§ GIVEN PROBLEM:
Exclude the pictures and reproduce the remaining data exactly as written.

## Begin INPUT

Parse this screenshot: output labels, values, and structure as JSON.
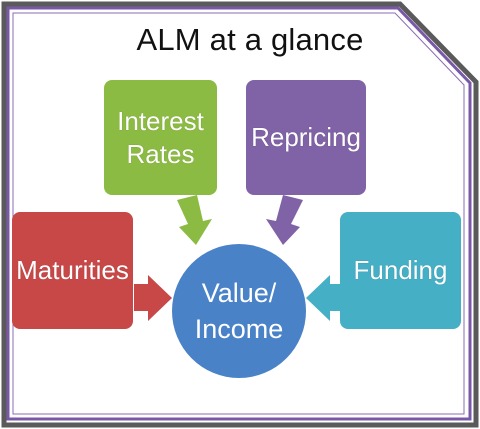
{
  "title": "ALM at a glance",
  "boxes": {
    "interest_rates": {
      "label": "Interest\nRates",
      "color": "#8CBB43"
    },
    "repricing": {
      "label": "Repricing",
      "color": "#8062A6"
    },
    "maturities": {
      "label": "Maturities",
      "color": "#C84848"
    },
    "funding": {
      "label": "Funding",
      "color": "#45AFC6"
    }
  },
  "center": {
    "label": "Value/\nIncome",
    "color": "#4A82C8"
  },
  "frame": {
    "border": "#7a58a8",
    "shadow": "#5a5a5a"
  }
}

## End INPUT

§ ANSWER IN FULL:
Parse this screenshot: output labels, values, and structure as JSON.
{
  "title": "ALM at a glance",
  "boxes": {
    "interest_rates": {
      "label": "Interest\nRates",
      "color": "#8CBB43"
    },
    "repricing": {
      "label": "Repricing",
      "color": "#8062A6"
    },
    "maturities": {
      "label": "Maturities",
      "color": "#C84848"
    },
    "funding": {
      "label": "Funding",
      "color": "#45AFC6"
    }
  },
  "center": {
    "label": "Value/\nIncome",
    "color": "#4A82C8"
  },
  "frame": {
    "border": "#7a58a8",
    "shadow": "#5a5a5a"
  }
}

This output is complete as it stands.